REQUIRED TASK: Transcribe the entries exactly; images are not part of the copy.

ROWS:
_____

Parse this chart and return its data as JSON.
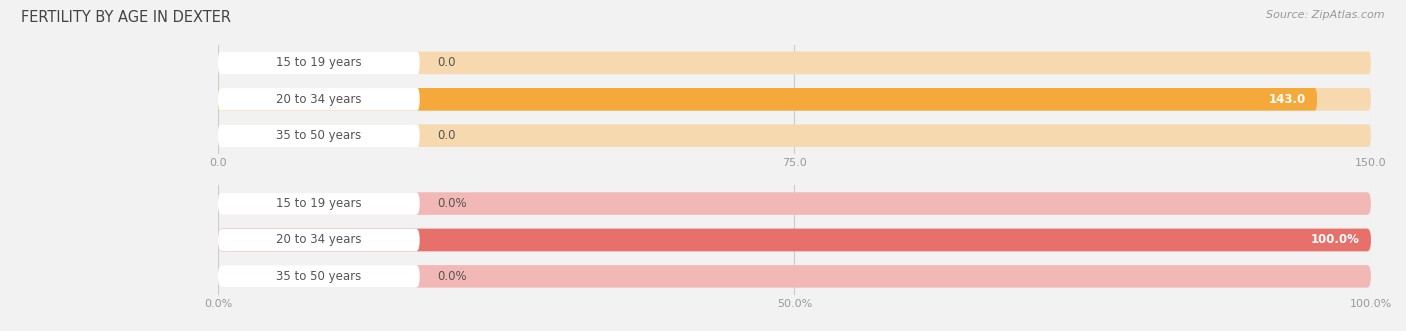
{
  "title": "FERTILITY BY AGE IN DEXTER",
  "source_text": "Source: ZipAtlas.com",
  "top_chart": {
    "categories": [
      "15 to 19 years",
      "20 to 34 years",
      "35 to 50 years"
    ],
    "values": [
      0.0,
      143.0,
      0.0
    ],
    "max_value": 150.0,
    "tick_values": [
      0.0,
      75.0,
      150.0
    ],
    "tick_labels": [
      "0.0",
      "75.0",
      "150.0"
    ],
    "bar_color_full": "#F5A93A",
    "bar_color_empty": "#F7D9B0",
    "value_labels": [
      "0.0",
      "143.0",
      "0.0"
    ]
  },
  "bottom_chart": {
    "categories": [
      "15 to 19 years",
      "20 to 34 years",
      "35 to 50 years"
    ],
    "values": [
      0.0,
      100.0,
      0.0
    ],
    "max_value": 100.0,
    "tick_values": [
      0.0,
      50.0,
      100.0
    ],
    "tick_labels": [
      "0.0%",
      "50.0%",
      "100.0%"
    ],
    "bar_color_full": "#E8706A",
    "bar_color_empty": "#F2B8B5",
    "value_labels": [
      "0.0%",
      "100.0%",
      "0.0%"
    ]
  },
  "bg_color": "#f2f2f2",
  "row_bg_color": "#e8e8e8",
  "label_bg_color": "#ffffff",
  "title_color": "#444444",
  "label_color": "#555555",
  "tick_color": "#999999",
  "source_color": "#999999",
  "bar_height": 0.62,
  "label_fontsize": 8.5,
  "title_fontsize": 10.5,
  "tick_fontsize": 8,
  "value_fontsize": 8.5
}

_____

WRITTEN SOLUTION:
Parse this chart and return its data as JSON.
{
  "title": "FERTILITY BY AGE IN DEXTER",
  "source_text": "Source: ZipAtlas.com",
  "top_chart": {
    "categories": [
      "15 to 19 years",
      "20 to 34 years",
      "35 to 50 years"
    ],
    "values": [
      0.0,
      143.0,
      0.0
    ],
    "max_value": 150.0,
    "tick_values": [
      0.0,
      75.0,
      150.0
    ],
    "tick_labels": [
      "0.0",
      "75.0",
      "150.0"
    ],
    "bar_color_full": "#F5A93A",
    "bar_color_empty": "#F7D9B0",
    "value_labels": [
      "0.0",
      "143.0",
      "0.0"
    ]
  },
  "bottom_chart": {
    "categories": [
      "15 to 19 years",
      "20 to 34 years",
      "35 to 50 years"
    ],
    "values": [
      0.0,
      100.0,
      0.0
    ],
    "max_value": 100.0,
    "tick_values": [
      0.0,
      50.0,
      100.0
    ],
    "tick_labels": [
      "0.0%",
      "50.0%",
      "100.0%"
    ],
    "bar_color_full": "#E8706A",
    "bar_color_empty": "#F2B8B5",
    "value_labels": [
      "0.0%",
      "100.0%",
      "0.0%"
    ]
  },
  "bg_color": "#f2f2f2",
  "row_bg_color": "#e8e8e8",
  "label_bg_color": "#ffffff",
  "title_color": "#444444",
  "label_color": "#555555",
  "tick_color": "#999999",
  "source_color": "#999999",
  "bar_height": 0.62,
  "label_fontsize": 8.5,
  "title_fontsize": 10.5,
  "tick_fontsize": 8,
  "value_fontsize": 8.5
}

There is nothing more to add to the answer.